• [PROVIDED DATA]
════════════════════

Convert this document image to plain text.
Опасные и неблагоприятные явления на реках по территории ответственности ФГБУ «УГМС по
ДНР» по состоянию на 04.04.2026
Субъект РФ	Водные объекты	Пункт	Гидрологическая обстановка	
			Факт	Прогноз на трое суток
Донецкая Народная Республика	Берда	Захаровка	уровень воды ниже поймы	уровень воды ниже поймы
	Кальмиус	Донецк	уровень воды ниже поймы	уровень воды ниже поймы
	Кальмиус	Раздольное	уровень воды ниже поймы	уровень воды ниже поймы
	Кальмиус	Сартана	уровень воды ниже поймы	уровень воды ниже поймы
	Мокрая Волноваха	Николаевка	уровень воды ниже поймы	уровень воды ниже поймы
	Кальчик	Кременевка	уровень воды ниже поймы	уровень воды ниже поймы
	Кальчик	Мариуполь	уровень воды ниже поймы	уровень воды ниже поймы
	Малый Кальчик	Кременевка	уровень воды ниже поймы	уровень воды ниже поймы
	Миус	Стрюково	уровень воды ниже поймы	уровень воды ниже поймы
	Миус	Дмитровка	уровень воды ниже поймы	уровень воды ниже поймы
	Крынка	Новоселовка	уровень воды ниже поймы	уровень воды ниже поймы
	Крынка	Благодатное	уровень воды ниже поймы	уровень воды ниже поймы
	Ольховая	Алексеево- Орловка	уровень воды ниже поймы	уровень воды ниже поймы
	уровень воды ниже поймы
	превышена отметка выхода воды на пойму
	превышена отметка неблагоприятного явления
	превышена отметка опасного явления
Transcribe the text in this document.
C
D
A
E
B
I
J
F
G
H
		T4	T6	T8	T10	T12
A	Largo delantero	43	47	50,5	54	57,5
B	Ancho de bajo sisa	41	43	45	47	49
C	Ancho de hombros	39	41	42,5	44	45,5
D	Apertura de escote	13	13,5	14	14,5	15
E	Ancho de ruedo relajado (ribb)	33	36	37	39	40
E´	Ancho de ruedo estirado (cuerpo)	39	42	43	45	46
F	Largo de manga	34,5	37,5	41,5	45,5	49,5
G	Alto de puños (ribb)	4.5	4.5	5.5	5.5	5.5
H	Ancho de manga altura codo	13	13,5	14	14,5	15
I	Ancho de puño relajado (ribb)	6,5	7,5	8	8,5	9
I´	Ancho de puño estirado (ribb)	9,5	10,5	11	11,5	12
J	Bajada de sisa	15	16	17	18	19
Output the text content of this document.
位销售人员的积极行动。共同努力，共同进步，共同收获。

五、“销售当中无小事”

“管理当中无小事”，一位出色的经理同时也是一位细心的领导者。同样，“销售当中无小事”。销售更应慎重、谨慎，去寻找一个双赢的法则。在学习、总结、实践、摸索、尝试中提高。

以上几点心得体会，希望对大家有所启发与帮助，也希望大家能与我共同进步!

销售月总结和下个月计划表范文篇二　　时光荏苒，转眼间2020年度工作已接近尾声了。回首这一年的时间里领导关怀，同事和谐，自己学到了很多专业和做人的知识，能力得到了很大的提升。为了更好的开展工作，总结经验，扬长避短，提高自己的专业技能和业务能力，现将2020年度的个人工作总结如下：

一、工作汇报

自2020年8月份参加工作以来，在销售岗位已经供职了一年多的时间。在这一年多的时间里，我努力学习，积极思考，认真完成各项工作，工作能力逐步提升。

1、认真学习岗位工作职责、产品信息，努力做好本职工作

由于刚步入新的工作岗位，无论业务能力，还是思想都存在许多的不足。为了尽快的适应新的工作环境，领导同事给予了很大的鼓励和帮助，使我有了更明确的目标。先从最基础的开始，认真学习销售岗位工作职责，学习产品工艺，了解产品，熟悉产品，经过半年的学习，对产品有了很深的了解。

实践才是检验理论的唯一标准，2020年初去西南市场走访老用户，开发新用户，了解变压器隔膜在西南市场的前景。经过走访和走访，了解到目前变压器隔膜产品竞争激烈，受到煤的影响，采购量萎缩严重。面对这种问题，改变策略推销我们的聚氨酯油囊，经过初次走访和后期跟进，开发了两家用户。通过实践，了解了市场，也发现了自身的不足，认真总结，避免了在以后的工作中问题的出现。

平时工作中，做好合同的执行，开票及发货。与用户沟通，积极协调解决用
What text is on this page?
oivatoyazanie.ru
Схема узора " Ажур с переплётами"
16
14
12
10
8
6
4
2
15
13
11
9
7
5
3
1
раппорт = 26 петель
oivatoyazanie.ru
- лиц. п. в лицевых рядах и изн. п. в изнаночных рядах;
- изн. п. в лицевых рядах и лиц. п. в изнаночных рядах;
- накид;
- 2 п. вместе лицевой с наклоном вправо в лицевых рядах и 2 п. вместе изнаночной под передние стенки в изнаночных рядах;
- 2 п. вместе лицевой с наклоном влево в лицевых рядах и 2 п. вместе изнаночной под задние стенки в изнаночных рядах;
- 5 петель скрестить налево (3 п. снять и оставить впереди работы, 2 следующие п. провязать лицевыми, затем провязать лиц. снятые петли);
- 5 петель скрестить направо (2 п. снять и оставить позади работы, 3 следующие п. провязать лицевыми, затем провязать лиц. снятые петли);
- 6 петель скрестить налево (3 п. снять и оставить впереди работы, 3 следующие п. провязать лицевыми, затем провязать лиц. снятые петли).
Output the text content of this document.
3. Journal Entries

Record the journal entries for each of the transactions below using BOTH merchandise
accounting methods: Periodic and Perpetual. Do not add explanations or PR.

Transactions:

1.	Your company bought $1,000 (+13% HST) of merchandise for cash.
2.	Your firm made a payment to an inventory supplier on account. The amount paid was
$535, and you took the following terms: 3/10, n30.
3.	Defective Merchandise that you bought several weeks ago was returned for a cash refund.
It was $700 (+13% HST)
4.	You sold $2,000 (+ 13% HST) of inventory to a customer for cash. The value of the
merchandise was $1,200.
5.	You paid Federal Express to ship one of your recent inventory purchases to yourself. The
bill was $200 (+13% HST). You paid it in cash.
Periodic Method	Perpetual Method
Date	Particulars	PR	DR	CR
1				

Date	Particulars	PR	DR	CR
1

════════════════════

• [EXERCISE INSTRUCTIONS]
From the data above, work out how many lines contain the string "sisa" and reply with only the number.

• [EXERCISE RESULT]
2